→ PROBLEM DESCRIPTION
Transcribe the records in full, keeping every character as it is.

[Raw records]
################
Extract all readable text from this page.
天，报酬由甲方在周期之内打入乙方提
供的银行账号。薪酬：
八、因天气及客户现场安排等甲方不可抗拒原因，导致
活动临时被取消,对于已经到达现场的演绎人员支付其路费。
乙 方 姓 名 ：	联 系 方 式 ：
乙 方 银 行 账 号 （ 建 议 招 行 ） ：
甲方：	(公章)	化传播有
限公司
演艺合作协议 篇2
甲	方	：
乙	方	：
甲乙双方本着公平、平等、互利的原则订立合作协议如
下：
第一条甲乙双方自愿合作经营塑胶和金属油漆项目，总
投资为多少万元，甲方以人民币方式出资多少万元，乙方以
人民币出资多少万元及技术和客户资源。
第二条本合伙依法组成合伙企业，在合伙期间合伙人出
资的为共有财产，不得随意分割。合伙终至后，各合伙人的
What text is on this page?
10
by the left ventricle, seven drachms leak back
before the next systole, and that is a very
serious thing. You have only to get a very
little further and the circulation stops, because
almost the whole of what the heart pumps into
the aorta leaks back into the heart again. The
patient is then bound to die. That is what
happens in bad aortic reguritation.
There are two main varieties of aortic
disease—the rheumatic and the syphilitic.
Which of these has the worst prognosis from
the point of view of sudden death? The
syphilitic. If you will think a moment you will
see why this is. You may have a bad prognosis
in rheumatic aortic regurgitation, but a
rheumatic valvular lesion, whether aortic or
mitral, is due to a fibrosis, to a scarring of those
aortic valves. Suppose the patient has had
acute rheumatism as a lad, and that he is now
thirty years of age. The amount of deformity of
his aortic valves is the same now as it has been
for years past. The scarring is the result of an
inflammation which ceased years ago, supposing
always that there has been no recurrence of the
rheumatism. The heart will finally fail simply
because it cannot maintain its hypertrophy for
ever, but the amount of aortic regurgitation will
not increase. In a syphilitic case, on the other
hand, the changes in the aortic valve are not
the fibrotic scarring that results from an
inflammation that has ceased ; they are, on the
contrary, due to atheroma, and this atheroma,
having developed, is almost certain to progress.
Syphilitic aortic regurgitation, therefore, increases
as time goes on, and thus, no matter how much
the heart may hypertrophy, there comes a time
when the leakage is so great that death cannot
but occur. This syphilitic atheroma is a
################
→ COMPLETED EXERCISE
Extract all readable text from this page.
天，报酬由甲方在周期之内打入乙方提
供的银行账号。薪酬：
八、因天气及客户现场安排等甲方不可抗拒原因，导致
活动临时被取消,对于已经到达现场的演绎人员支付其路费。
乙 方 姓 名 ：	联 系 方 式 ：
乙 方 银 行 账 号 （ 建 议 招 行 ） ：
甲方：	(公章)	化传播有
限公司
演艺合作协议 篇2
甲	方	：
乙	方	：
甲乙双方本着公平、平等、互利的原则订立合作协议如
下：
第一条甲乙双方自愿合作经营塑胶和金属油漆项目，总
投资为多少万元，甲方以人民币方式出资多少万元，乙方以
人民币出资多少万元及技术和客户资源。
第二条本合伙依法组成合伙企业，在合伙期间合伙人出
资的为共有财产，不得随意分割。合伙终至后，各合伙人的
What text is on this page?
10
by the left ventricle, seven drachms leak back
before the next systole, and that is a very
serious thing. You have only to get a very
little further and the circulation stops, because
almost the whole of what the heart pumps into
the aorta leaks back into the heart again. The
patient is then bound to die. That is what
happens in bad aortic reguritation.
There are two main varieties of aortic
disease—the rheumatic and the syphilitic.
Which of these has the worst prognosis from
the point of view of sudden death? The
syphilitic. If you will think a moment you will
see why this is. You may have a bad prognosis
in rheumatic aortic regurgitation, but a
rheumatic valvular lesion, whether aortic or
mitral, is due to a fibrosis, to a scarring of those
aortic valves. Suppose the patient has had
acute rheumatism as a lad, and that he is now
thirty years of age. The amount of deformity of
his aortic valves is the same now as it has been
for years past. The scarring is the result of an
inflammation which ceased years ago, supposing
always that there has been no recurrence of the
rheumatism. The heart will finally fail simply
because it cannot maintain its hypertrophy for
ever, but the amount of aortic regurgitation will
not increase. In a syphilitic case, on the other
hand, the changes in the aortic valve are not
the fibrotic scarring that results from an
inflammation that has ceased ; they are, on the
contrary, due to atheroma, and this atheroma,
having developed, is almost certain to progress.
Syphilitic aortic regurgitation, therefore, increases
as time goes on, and thus, no matter how much
the heart may hypertrophy, there comes a time
when the leakage is so great that death cannot
but occur. This syphilitic atheroma is a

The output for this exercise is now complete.